### STATED PROBLEM
Using the listing below, extract each line that has the word "Chatelier" in it.

>> Start SOURCE DATA

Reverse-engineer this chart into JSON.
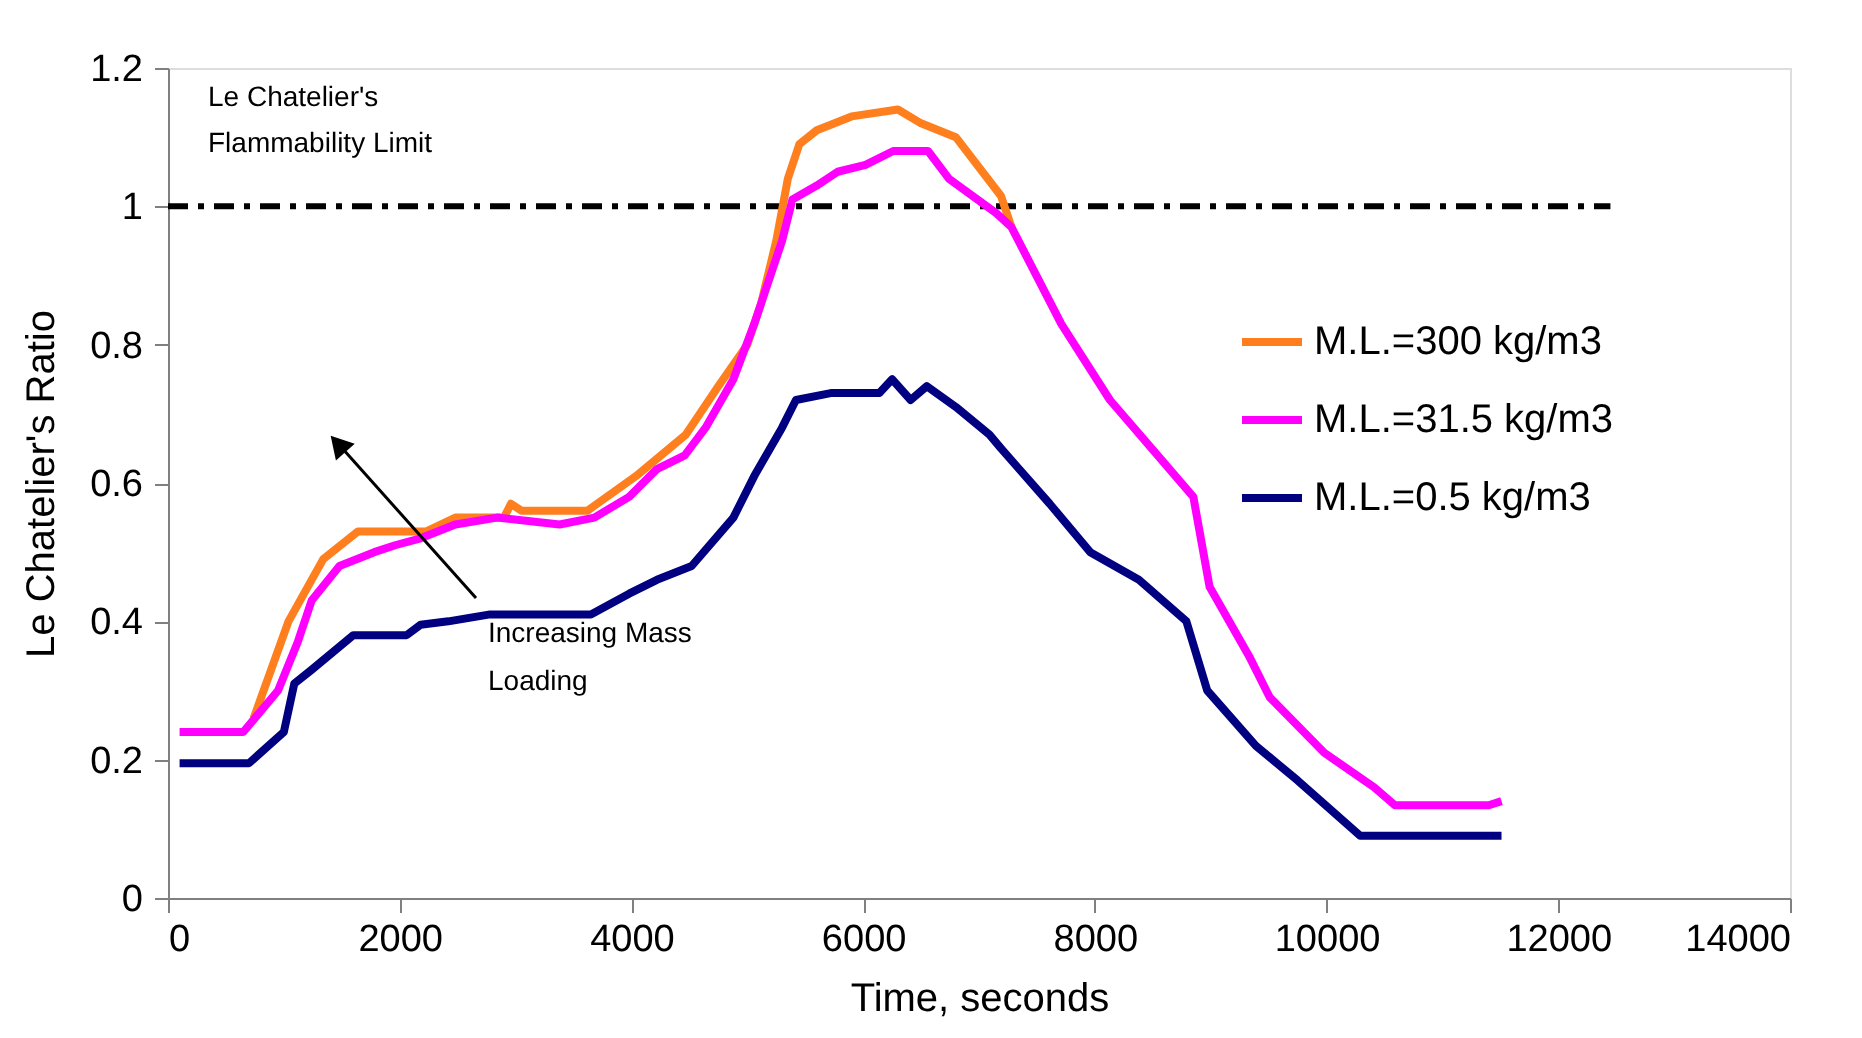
{
  "chart_data": {
    "type": "line",
    "xlabel": "Time, seconds",
    "ylabel": "Le Chatelier's Ratio",
    "xlim": [
      0,
      14000
    ],
    "xticks": [
      0,
      2000,
      4000,
      6000,
      8000,
      10000,
      12000,
      14000
    ],
    "ylim": [
      0,
      1.2
    ],
    "yticks": [
      0,
      0.2,
      0.4,
      0.6,
      0.8,
      1,
      1.2
    ],
    "grid": false,
    "legend": "right",
    "marker": "none",
    "annotations": [
      "Le Chatelier's Flammability Limit",
      "Increasing Mass Loading"
    ],
    "series": [
      {
        "type": "line",
        "color": "#000000",
        "line_style": "dashed",
        "x": [
          0,
          12450
        ],
        "values": [
          1,
          1
        ]
      },
      {
        "name": "M.L.=300 kg/m3",
        "color": "#ff7f1f",
        "x": [
          740,
          1040,
          1340,
          1640,
          2230,
          2480,
          2900,
          2960,
          3050,
          3620,
          4040,
          4470,
          4750,
          5000,
          5120,
          5250,
          5350,
          5450,
          5600,
          5900,
          6300,
          6500,
          6800,
          7190,
          7280
        ],
        "values": [
          0.26,
          0.4,
          0.49,
          0.53,
          0.53,
          0.55,
          0.55,
          0.57,
          0.56,
          0.56,
          0.61,
          0.67,
          0.74,
          0.8,
          0.86,
          0.95,
          1.04,
          1.09,
          1.11,
          1.13,
          1.14,
          1.12,
          1.1,
          1.015,
          0.97
        ]
      },
      {
        "name": "M.L.=31.5 kg/m3",
        "color": "#ff00ff",
        "x": [
          100,
          650,
          950,
          1120,
          1240,
          1480,
          1780,
          1960,
          2180,
          2480,
          2840,
          3380,
          3680,
          3980,
          4220,
          4460,
          4640,
          4880,
          5060,
          5300,
          5390,
          5600,
          5780,
          6020,
          6260,
          6560,
          6740,
          7150,
          7280,
          7710,
          8130,
          8490,
          8850,
          8990,
          9330,
          9510,
          9980,
          10410,
          10590,
          11400,
          11510
        ],
        "values": [
          0.24,
          0.24,
          0.3,
          0.37,
          0.43,
          0.48,
          0.5,
          0.51,
          0.52,
          0.54,
          0.55,
          0.54,
          0.55,
          0.58,
          0.62,
          0.64,
          0.68,
          0.75,
          0.83,
          0.95,
          1.01,
          1.03,
          1.05,
          1.06,
          1.08,
          1.08,
          1.04,
          0.99,
          0.97,
          0.83,
          0.72,
          0.65,
          0.58,
          0.45,
          0.35,
          0.29,
          0.21,
          0.16,
          0.134,
          0.134,
          0.14
        ]
      },
      {
        "name": "M.L.=0.5 kg/m3",
        "color": "#000080",
        "x": [
          100,
          700,
          1000,
          1090,
          1240,
          1600,
          2060,
          2180,
          2420,
          2780,
          3650,
          3980,
          4220,
          4520,
          4880,
          5060,
          5300,
          5420,
          5720,
          6140,
          6250,
          6410,
          6550,
          6800,
          7090,
          7190,
          7610,
          7960,
          8380,
          8790,
          8970,
          9390,
          9750,
          10290,
          11510
        ],
        "values": [
          0.195,
          0.195,
          0.24,
          0.31,
          0.33,
          0.38,
          0.38,
          0.395,
          0.4,
          0.41,
          0.41,
          0.44,
          0.46,
          0.48,
          0.55,
          0.61,
          0.68,
          0.72,
          0.73,
          0.73,
          0.75,
          0.72,
          0.74,
          0.71,
          0.67,
          0.65,
          0.57,
          0.5,
          0.46,
          0.4,
          0.3,
          0.22,
          0.17,
          0.09,
          0.09
        ]
      }
    ]
  }
}
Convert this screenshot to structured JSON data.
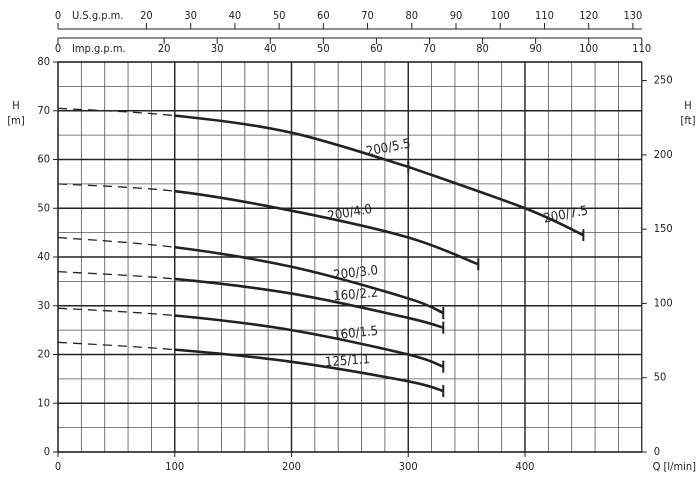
{
  "chart_data": {
    "type": "line",
    "x_label": "Q [l/min]",
    "y_label": "H\n[m]",
    "y2_label": "H\n[ft]",
    "xlim": [
      0,
      500
    ],
    "xticks": [
      0,
      100,
      200,
      300,
      400
    ],
    "ylim": [
      0,
      80
    ],
    "yticks": [
      0,
      10,
      20,
      30,
      40,
      50,
      60,
      70,
      80
    ],
    "y2lim": [
      0,
      262.5
    ],
    "y2ticks": [
      0,
      50,
      100,
      150,
      200,
      250
    ],
    "top_axes": [
      {
        "label": "U.S.g.p.m.",
        "lim": [
          0,
          132
        ],
        "ticks": [
          0,
          20,
          30,
          40,
          50,
          60,
          70,
          80,
          90,
          100,
          110,
          120,
          130
        ]
      },
      {
        "label": "Imp.g.p.m.",
        "lim": [
          0,
          110
        ],
        "ticks": [
          0,
          20,
          30,
          40,
          50,
          60,
          70,
          80,
          90,
          100,
          110
        ]
      }
    ],
    "grid": true,
    "minor_grid": {
      "x": 20,
      "y": 5
    },
    "dashed_to": 100,
    "color": "#222222",
    "series": [
      {
        "name": "200/5.5",
        "x": [
          0,
          100,
          200,
          300
        ],
        "values": [
          70.5,
          69,
          65.5,
          58.5
        ]
      },
      {
        "name": "200/7.5",
        "x": [
          300,
          400,
          450
        ],
        "values": [
          58.5,
          50,
          44.5
        ]
      },
      {
        "name": "200/4.0",
        "x": [
          0,
          100,
          200,
          300,
          360
        ],
        "values": [
          55,
          53.5,
          49.5,
          44,
          38.5
        ]
      },
      {
        "name": "200/3.0",
        "x": [
          0,
          100,
          200,
          300,
          330
        ],
        "values": [
          44,
          42,
          38,
          31.5,
          28.5
        ]
      },
      {
        "name": "160/2.2",
        "x": [
          0,
          100,
          200,
          300,
          330
        ],
        "values": [
          37,
          35.5,
          32.5,
          27.5,
          25.5
        ]
      },
      {
        "name": "160/1.5",
        "x": [
          0,
          100,
          200,
          300,
          330
        ],
        "values": [
          29.5,
          28,
          25,
          20,
          17.5
        ]
      },
      {
        "name": "125/1.1",
        "x": [
          0,
          100,
          200,
          300,
          330
        ],
        "values": [
          22.5,
          21,
          18.5,
          14.5,
          12.5
        ]
      }
    ]
  }
}
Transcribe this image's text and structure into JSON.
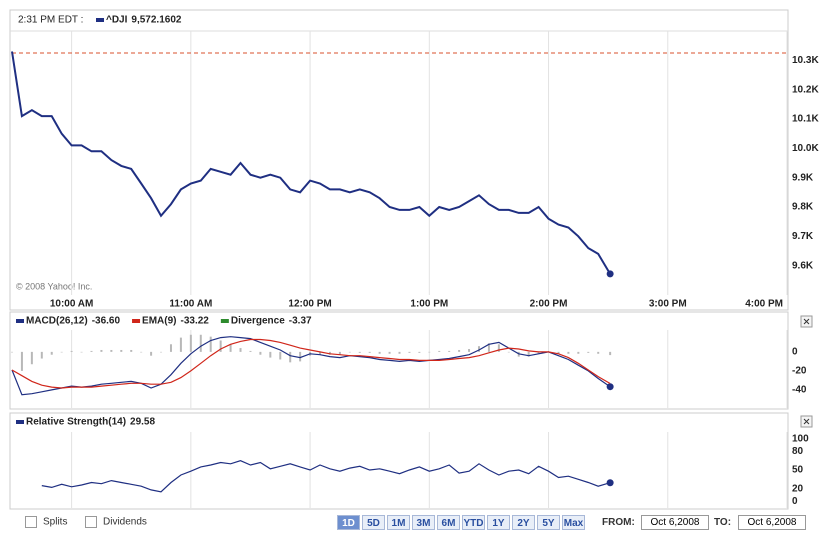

>> End SOURCE DATA

### IN RESPONSE
    "ylabel": "Le Chatelier's Ratio",
      "Le Chatelier's Flammability Limit",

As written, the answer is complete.